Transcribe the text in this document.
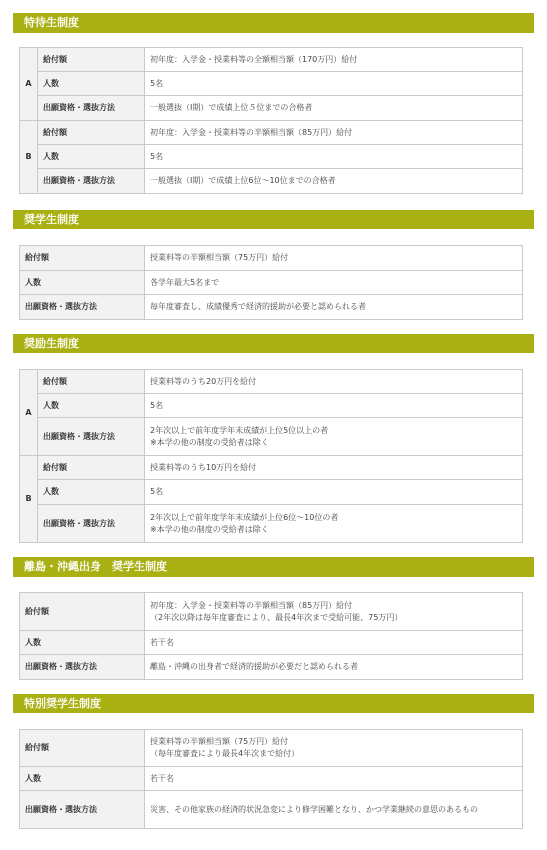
特待生制度
A	給付額	初年度：入学金・授業料等の全額相当額（170万円）給付
	人数	5名
	出願資格・選抜方法	一般選抜（Ⅰ期）で成績上位５位までの合格者
B	給付額	初年度：入学金・授業料等の半額相当額（85万円）給付
	人数	5名
	出願資格・選抜方法	一般選抜（Ⅰ期）で成績上位6位～10位までの合格者
奨学生制度
給付額	授業料等の半額相当額（75万円）給付
人数	各学年最大5名まで
出願資格・選抜方法	毎年度審査し、成績優秀で経済的援助が必要と認められる者
奨励生制度
A	給付額	授業料等のうち20万円を給付
	人数	5名
	出願資格・選抜方法	2年次以上で前年度学年末成績が上位5位以上の者
※本学の他の制度の受給者は除く

B	給付額	授業料等のうち10万円を給付
	人数	5名
	出願資格・選抜方法	2年次以上で前年度学年末成績が上位6位～10位の者
※本学の他の制度の受給者は除く
離島・沖縄出身　奨学生制度
給付額	初年度：入学金・授業料等の半額相当額（85万円）給付
（2年次以降は毎年度審査により、最長4年次まで受給可能、75万円）

人数	若干名
出願資格・選抜方法	離島・沖縄の出身者で経済的援助が必要だと認められる者
特別奨学生制度
給付額	授業料等の半額相当額（75万円）給付
（毎年度審査により最長4年次まで給付）

人数	若干名
出願資格・選抜方法	災害、その他家族の経済的状況急変により修学困難となり、かつ学業継続の意思のあるもの
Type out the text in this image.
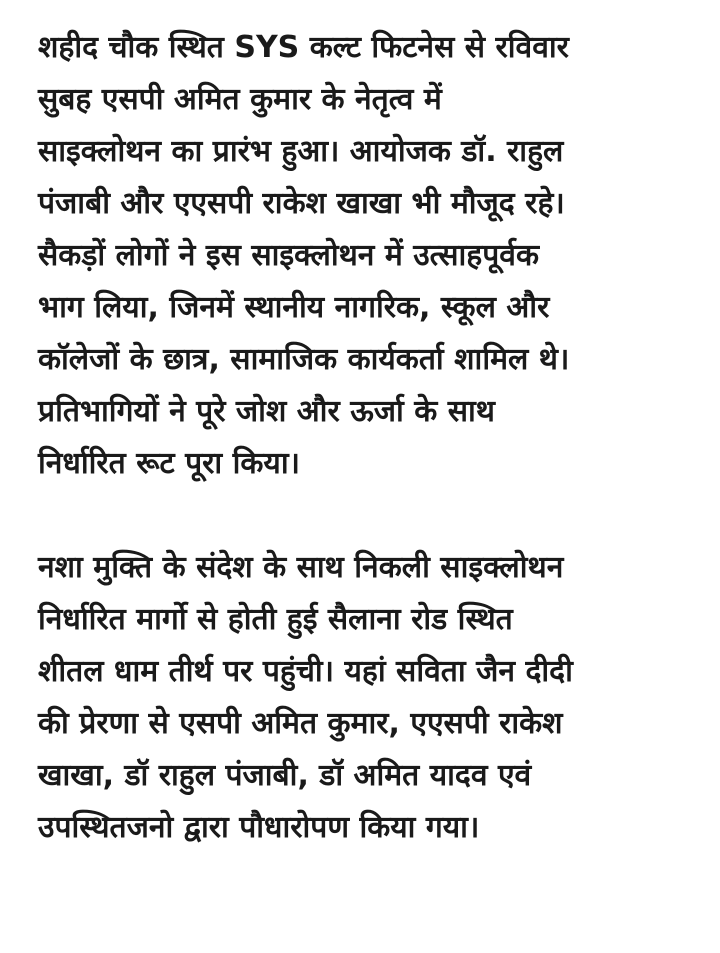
शहीद चौक स्थित SYS कल्ट फिटनेस से रविवार
सुबह एसपी अमित कुमार के नेतृत्व में
साइक्लोथन का प्रारंभ हुआ। आयोजक डॉ. राहुल
पंजाबी और एएसपी राकेश खाखा भी मौजूद रहे।
सैकड़ों लोगों ने इस साइक्लोथन में उत्साहपूर्वक
भाग लिया, जिनमें स्थानीय नागरिक, स्कूल और
कॉलेजों के छात्र, सामाजिक कार्यकर्ता शामिल थे।
प्रतिभागियों ने पूरे जोश और ऊर्जा के साथ
निर्धारित रूट पूरा किया।

नशा मुक्ति के संदेश के साथ निकली साइक्लोथन
निर्धारित मार्गो से होती हुई सैलाना रोड स्थित
शीतल धाम तीर्थ पर पहुंची। यहां सविता जैन दीदी
की प्रेरणा से एसपी अमित कुमार, एएसपी राकेश
खाखा, डॉ राहुल पंजाबी, डॉ अमित यादव एवं
उपस्थितजनो द्वारा पौधारोपण किया गया।
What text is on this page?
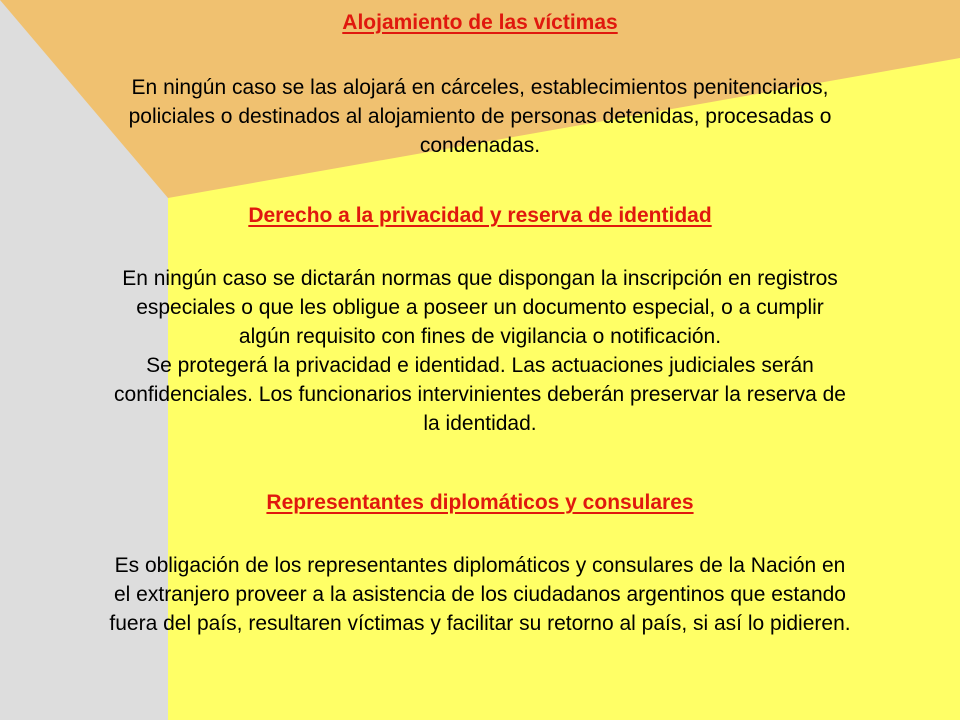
Alojamiento de las víctimas

En ningún caso se las alojará en cárceles, establecimientos penitenciarios,
policiales o destinados al alojamiento de personas detenidas, procesadas o
condenadas.

Derecho a la privacidad y reserva de identidad

En ningún caso se dictarán normas que dispongan la inscripción en registros
especiales o que les obligue a poseer un documento especial, o a cumplir
algún requisito con fines de vigilancia o notificación.
Se protegerá la privacidad e identidad. Las actuaciones judiciales serán
confidenciales. Los funcionarios intervinientes deberán preservar la reserva de
la identidad.

Representantes diplomáticos y consulares

Es obligación de los representantes diplomáticos y consulares de la Nación en
el extranjero proveer a la asistencia de los ciudadanos argentinos que estando
fuera del país, resultaren víctimas y facilitar su retorno al país, si así lo pidieren.
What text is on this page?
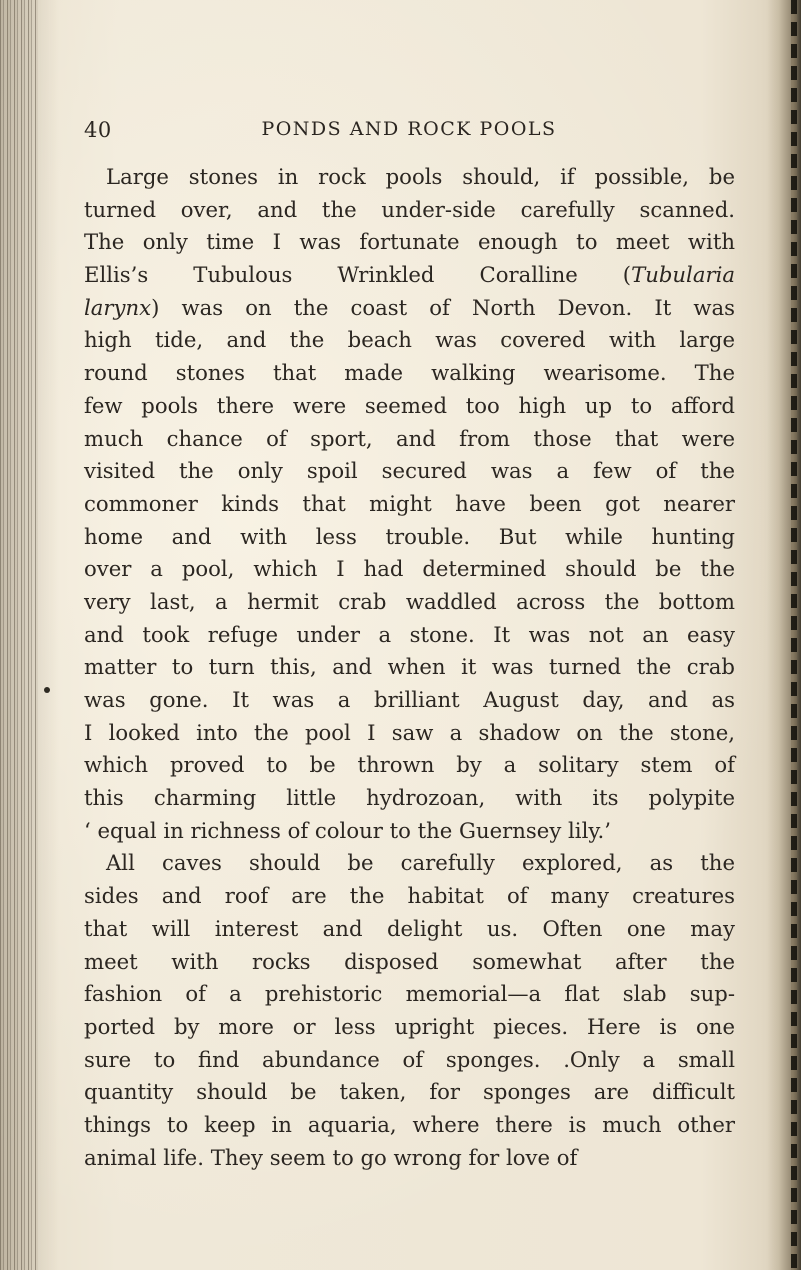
40	PONDS AND ROCK POOLS
Large stones in rock pools should, if possible, be
turned over, and the under-side carefully scanned.
The only time I was fortunate enough to meet with
Ellis’s Tubulous Wrinkled Coralline (Tubularia
larynx) was on the coast of North Devon. It was
high tide, and the beach was covered with large
round stones that made walking wearisome. The
few pools there were seemed too high up to afford
much chance of sport, and from those that were
visited the only spoil secured was a few of the
commoner kinds that might have been got nearer
home and with less trouble. But while hunting
over a pool, which I had determined should be the
very last, a hermit crab waddled across the bottom
and took refuge under a stone. It was not an easy
matter to turn this, and when it was turned the crab
was gone. It was a brilliant August day, and as
I looked into the pool I saw a shadow on the stone,
which proved to be thrown by a solitary stem of
this charming little hydrozoan, with its polypite
‘ equal in richness of colour to the Guernsey lily.’
All caves should be carefully explored, as the
sides and roof are the habitat of many creatures
that will interest and delight us. Often one may
meet with rocks disposed somewhat after the
fashion of a prehistoric memorial—a flat slab sup-
ported by more or less upright pieces. Here is one
sure to find abundance of sponges. .Only a small
quantity should be taken, for sponges are difficult
things to keep in aquaria, where there is much other
animal life. They seem to go wrong for love of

────────────────────────────────────────

● **What the task requires**:
Only lines with the word "identidad" should be collected from the material.

● **Output for this exercise**:
Derecho a la privacidad y reserva de identidad
Se protegerá la privacidad e identidad. Las actuaciones judiciales serán
la identidad.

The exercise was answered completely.